— BEGIN Data to process —

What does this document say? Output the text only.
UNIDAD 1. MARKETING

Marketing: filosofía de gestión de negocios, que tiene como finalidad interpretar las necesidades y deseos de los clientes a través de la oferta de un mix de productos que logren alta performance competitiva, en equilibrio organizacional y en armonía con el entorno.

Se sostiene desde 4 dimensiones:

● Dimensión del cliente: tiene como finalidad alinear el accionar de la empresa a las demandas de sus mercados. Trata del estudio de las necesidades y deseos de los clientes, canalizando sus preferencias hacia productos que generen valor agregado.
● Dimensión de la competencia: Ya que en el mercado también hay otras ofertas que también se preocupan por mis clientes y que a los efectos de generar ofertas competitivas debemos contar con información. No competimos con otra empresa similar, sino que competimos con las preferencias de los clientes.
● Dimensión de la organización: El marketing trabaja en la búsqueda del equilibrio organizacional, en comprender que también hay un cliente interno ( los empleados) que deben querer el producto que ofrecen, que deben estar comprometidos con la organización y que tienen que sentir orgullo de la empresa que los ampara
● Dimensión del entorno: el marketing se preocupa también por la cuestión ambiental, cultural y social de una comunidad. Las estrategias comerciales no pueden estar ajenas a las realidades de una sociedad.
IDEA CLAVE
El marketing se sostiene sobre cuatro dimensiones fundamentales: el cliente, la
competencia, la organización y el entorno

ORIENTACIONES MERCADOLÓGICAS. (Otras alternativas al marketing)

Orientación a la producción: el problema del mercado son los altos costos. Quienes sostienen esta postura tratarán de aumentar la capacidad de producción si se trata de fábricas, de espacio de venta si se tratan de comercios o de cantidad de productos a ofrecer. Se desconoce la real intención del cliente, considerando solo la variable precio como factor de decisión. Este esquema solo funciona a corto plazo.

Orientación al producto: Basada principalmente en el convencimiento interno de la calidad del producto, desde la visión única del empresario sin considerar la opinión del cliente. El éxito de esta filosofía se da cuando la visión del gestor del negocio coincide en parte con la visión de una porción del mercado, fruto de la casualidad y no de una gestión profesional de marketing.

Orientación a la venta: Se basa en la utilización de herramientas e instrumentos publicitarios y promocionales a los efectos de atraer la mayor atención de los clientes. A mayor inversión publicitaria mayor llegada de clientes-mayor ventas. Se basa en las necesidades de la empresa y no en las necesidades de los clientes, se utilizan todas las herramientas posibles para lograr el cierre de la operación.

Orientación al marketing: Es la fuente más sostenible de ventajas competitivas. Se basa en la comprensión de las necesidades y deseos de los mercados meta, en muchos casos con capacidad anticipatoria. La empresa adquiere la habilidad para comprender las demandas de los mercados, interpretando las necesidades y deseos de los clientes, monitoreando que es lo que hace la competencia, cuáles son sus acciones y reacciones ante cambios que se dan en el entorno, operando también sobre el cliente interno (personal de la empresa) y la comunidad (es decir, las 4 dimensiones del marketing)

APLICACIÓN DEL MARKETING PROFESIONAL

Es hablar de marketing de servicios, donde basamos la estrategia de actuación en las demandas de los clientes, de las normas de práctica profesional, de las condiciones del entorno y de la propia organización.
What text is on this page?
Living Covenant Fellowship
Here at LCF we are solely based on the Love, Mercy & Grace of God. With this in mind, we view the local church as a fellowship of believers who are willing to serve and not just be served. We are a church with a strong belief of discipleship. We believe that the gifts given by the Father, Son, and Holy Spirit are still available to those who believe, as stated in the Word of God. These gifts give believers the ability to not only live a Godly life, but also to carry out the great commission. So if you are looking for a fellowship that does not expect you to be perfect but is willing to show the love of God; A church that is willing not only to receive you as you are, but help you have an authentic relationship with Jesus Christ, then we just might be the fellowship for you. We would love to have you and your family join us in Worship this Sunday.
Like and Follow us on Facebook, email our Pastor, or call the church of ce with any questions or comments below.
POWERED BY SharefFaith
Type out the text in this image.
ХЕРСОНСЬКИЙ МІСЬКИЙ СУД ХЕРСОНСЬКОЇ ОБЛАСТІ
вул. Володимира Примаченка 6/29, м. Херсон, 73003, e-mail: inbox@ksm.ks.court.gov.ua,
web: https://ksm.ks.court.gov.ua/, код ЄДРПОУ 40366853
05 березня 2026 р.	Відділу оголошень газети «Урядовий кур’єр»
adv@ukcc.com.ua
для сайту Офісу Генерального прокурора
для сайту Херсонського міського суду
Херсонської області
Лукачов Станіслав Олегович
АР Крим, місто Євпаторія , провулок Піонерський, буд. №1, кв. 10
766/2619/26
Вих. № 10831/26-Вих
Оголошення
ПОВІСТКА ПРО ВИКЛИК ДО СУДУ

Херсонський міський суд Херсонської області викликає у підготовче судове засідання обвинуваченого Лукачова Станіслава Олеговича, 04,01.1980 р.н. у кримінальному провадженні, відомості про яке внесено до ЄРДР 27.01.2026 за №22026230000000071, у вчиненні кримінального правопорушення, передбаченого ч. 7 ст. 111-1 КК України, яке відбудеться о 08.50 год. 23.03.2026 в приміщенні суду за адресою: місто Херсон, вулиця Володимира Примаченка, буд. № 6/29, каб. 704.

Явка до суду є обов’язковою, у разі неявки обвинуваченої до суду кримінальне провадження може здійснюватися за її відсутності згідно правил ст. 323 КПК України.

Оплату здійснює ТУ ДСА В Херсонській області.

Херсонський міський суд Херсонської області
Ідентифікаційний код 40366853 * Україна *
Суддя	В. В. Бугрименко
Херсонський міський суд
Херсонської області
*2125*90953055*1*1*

— END Data to process —

▶ [Requirement]: Using the data above, repeat every line exactly.

▶ [Result for this exercise]:
What does this document say? Output the text only.
UNIDAD 1. MARKETING

Marketing: filosofía de gestión de negocios, que tiene como finalidad interpretar las necesidades y deseos de los clientes a través de la oferta de un mix de productos que logren alta performance competitiva, en equilibrio organizacional y en armonía con el entorno.

Se sostiene desde 4 dimensiones:

● Dimensión del cliente: tiene como finalidad alinear el accionar de la empresa a las demandas de sus mercados. Trata del estudio de las necesidades y deseos de los clientes, canalizando sus preferencias hacia productos que generen valor agregado.
● Dimensión de la competencia: Ya que en el mercado también hay otras ofertas que también se preocupan por mis clientes y que a los efectos de generar ofertas competitivas debemos contar con información. No competimos con otra empresa similar, sino que competimos con las preferencias de los clientes.
● Dimensión de la organización: El marketing trabaja en la búsqueda del equilibrio organizacional, en comprender que también hay un cliente interno ( los empleados) que deben querer el producto que ofrecen, que deben estar comprometidos con la organización y que tienen que sentir orgullo de la empresa que los ampara
● Dimensión del entorno: el marketing se preocupa también por la cuestión ambiental, cultural y social de una comunidad. Las estrategias comerciales no pueden estar ajenas a las realidades de una sociedad.
IDEA CLAVE
El marketing se sostiene sobre cuatro dimensiones fundamentales: el cliente, la
competencia, la organización y el entorno

ORIENTACIONES MERCADOLÓGICAS. (Otras alternativas al marketing)

Orientación a la producción: el problema del mercado son los altos costos. Quienes sostienen esta postura tratarán de aumentar la capacidad de producción si se trata de fábricas, de espacio de venta si se tratan de comercios o de cantidad de productos a ofrecer. Se desconoce la real intención del cliente, considerando solo la variable precio como factor de decisión. Este esquema solo funciona a corto plazo.

Orientación al producto: Basada principalmente en el convencimiento interno de la calidad del producto, desde la visión única del empresario sin considerar la opinión del cliente. El éxito de esta filosofía se da cuando la visión del gestor del negocio coincide en parte con la visión de una porción del mercado, fruto de la casualidad y no de una gestión profesional de marketing.

Orientación a la venta: Se basa en la utilización de herramientas e instrumentos publicitarios y promocionales a los efectos de atraer la mayor atención de los clientes. A mayor inversión publicitaria mayor llegada de clientes-mayor ventas. Se basa en las necesidades de la empresa y no en las necesidades de los clientes, se utilizan todas las herramientas posibles para lograr el cierre de la operación.

Orientación al marketing: Es la fuente más sostenible de ventajas competitivas. Se basa en la comprensión de las necesidades y deseos de los mercados meta, en muchos casos con capacidad anticipatoria. La empresa adquiere la habilidad para comprender las demandas de los mercados, interpretando las necesidades y deseos de los clientes, monitoreando que es lo que hace la competencia, cuáles son sus acciones y reacciones ante cambios que se dan en el entorno, operando también sobre el cliente interno (personal de la empresa) y la comunidad (es decir, las 4 dimensiones del marketing)

APLICACIÓN DEL MARKETING PROFESIONAL

Es hablar de marketing de servicios, donde basamos la estrategia de actuación en las demandas de los clientes, de las normas de práctica profesional, de las condiciones del entorno y de la propia organización.
What text is on this page?
Living Covenant Fellowship
Here at LCF we are solely based on the Love, Mercy & Grace of God. With this in mind, we view the local church as a fellowship of believers who are willing to serve and not just be served. We are a church with a strong belief of discipleship. We believe that the gifts given by the Father, Son, and Holy Spirit are still available to those who believe, as stated in the Word of God. These gifts give believers the ability to not only live a Godly life, but also to carry out the great commission. So if you are looking for a fellowship that does not expect you to be perfect but is willing to show the love of God; A church that is willing not only to receive you as you are, but help you have an authentic relationship with Jesus Christ, then we just might be the fellowship for you. We would love to have you and your family join us in Worship this Sunday.
Like and Follow us on Facebook, email our Pastor, or call the church of ce with any questions or comments below.
POWERED BY SharefFaith
Type out the text in this image.
ХЕРСОНСЬКИЙ МІСЬКИЙ СУД ХЕРСОНСЬКОЇ ОБЛАСТІ
вул. Володимира Примаченка 6/29, м. Херсон, 73003, e-mail: inbox@ksm.ks.court.gov.ua,
web: https://ksm.ks.court.gov.ua/, код ЄДРПОУ 40366853
05 березня 2026 р.	Відділу оголошень газети «Урядовий кур’єр»
adv@ukcc.com.ua
для сайту Офісу Генерального прокурора
для сайту Херсонського міського суду
Херсонської області
Лукачов Станіслав Олегович
АР Крим, місто Євпаторія , провулок Піонерський, буд. №1, кв. 10
766/2619/26
Вих. № 10831/26-Вих
Оголошення
ПОВІСТКА ПРО ВИКЛИК ДО СУДУ

Херсонський міський суд Херсонської області викликає у підготовче судове засідання обвинуваченого Лукачова Станіслава Олеговича, 04,01.1980 р.н. у кримінальному провадженні, відомості про яке внесено до ЄРДР 27.01.2026 за №22026230000000071, у вчиненні кримінального правопорушення, передбаченого ч. 7 ст. 111-1 КК України, яке відбудеться о 08.50 год. 23.03.2026 в приміщенні суду за адресою: місто Херсон, вулиця Володимира Примаченка, буд. № 6/29, каб. 704.

Явка до суду є обов’язковою, у разі неявки обвинуваченої до суду кримінальне провадження може здійснюватися за її відсутності згідно правил ст. 323 КПК України.

Оплату здійснює ТУ ДСА В Херсонській області.

Херсонський міський суд Херсонської області
Ідентифікаційний код 40366853 * Україна *
Суддя	В. В. Бугрименко
Херсонський міський суд
Херсонської області
*2125*90953055*1*1*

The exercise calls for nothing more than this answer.